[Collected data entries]
-*-
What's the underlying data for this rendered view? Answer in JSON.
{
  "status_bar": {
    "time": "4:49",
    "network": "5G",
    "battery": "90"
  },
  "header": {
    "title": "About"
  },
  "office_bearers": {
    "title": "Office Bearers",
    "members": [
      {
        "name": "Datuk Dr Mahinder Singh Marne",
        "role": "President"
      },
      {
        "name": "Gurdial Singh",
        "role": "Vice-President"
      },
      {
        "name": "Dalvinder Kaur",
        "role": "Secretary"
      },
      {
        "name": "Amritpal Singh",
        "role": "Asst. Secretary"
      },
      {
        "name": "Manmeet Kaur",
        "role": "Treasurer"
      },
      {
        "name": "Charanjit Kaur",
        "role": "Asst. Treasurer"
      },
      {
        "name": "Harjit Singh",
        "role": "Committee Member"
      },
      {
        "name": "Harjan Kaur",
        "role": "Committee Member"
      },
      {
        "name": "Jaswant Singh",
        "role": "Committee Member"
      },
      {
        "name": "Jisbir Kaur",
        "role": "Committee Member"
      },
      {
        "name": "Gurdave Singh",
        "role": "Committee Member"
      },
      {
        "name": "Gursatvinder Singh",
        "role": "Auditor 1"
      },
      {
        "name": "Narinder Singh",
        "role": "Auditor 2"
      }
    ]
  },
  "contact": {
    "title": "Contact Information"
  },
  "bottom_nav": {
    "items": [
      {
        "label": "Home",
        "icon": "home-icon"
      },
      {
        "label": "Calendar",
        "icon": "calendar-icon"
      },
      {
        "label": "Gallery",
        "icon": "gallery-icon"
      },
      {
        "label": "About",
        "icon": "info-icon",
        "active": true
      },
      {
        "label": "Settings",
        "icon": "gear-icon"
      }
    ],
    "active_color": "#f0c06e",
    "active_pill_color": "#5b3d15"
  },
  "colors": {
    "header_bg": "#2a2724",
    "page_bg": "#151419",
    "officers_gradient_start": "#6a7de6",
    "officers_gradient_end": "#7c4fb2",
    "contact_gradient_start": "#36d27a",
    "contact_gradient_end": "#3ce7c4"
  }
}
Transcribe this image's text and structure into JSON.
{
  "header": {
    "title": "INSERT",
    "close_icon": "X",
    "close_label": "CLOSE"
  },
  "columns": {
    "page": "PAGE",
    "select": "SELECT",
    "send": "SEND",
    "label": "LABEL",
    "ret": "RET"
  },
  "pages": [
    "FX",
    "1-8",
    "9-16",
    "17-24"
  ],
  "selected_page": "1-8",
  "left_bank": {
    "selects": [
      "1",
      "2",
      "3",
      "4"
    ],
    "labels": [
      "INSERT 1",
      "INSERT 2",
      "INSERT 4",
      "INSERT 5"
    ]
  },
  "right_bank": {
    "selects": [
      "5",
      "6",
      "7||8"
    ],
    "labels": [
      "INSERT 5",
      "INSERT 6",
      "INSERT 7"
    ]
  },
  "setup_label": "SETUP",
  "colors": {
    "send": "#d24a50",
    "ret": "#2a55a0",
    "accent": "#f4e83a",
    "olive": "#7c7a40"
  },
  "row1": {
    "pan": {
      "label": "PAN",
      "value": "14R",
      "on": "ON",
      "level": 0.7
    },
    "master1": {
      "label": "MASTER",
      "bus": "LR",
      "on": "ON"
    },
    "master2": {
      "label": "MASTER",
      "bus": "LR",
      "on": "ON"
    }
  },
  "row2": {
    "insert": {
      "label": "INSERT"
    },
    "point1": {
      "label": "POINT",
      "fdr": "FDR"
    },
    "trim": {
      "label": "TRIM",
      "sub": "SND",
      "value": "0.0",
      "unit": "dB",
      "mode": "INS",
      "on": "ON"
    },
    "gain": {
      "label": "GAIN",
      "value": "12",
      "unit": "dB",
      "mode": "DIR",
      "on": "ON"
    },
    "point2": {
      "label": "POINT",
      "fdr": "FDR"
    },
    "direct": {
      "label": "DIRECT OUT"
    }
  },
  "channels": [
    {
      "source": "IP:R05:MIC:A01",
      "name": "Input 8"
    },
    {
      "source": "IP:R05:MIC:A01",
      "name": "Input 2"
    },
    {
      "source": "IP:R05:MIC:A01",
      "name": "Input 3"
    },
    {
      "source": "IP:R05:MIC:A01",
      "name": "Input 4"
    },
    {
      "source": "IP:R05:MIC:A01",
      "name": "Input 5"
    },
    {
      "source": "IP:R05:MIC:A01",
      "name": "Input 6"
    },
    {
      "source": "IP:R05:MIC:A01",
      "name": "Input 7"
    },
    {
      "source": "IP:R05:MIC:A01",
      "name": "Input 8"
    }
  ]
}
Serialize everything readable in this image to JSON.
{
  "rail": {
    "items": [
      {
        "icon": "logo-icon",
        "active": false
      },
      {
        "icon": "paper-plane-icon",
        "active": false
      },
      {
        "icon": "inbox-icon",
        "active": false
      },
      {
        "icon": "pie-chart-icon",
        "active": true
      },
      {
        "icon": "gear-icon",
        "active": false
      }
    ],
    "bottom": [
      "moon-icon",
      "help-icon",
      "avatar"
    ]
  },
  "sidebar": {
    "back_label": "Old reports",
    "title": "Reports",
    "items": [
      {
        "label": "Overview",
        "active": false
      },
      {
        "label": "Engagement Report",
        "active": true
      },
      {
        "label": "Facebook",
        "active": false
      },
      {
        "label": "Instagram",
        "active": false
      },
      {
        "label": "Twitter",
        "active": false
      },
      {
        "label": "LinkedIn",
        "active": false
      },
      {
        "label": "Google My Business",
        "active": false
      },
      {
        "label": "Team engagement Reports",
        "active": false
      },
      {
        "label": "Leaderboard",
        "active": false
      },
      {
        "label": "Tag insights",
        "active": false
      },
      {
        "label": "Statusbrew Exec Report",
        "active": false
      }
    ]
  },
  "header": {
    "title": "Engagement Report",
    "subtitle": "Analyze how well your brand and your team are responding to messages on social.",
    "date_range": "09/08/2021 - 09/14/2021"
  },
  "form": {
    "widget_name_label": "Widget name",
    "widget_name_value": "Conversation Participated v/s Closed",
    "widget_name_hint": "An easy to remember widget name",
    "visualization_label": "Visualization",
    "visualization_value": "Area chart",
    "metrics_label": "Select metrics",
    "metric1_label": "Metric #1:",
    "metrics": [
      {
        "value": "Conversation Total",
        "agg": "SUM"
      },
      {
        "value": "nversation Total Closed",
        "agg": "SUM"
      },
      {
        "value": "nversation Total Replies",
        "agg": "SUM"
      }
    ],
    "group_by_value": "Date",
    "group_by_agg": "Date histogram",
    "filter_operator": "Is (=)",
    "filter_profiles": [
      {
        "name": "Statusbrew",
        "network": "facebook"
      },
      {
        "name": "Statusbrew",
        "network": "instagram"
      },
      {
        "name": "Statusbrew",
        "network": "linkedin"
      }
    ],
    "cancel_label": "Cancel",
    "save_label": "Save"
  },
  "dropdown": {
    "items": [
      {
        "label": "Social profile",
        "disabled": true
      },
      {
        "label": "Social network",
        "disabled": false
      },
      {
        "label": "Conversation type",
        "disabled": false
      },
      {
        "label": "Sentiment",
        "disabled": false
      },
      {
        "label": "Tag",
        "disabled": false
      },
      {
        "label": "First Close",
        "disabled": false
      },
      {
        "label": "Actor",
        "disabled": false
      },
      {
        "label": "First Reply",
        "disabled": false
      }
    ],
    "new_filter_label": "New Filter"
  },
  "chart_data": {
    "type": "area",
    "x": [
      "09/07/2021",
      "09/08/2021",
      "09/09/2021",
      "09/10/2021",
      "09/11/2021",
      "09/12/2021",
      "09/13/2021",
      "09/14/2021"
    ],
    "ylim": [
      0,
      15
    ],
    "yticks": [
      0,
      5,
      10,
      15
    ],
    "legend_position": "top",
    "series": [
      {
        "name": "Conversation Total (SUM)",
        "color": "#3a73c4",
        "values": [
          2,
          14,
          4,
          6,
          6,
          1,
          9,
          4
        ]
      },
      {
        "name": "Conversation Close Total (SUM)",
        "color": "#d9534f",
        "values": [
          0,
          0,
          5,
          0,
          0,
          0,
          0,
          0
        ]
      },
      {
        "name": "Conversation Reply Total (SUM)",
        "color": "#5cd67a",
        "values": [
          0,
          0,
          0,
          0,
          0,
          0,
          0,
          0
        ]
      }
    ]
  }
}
-*-
Locate the lines above that hold the word "Closed". Show every one of them.

    "widget_name_value": "Conversation Participated v/s Closed",
        "value": "nversation Total Closed",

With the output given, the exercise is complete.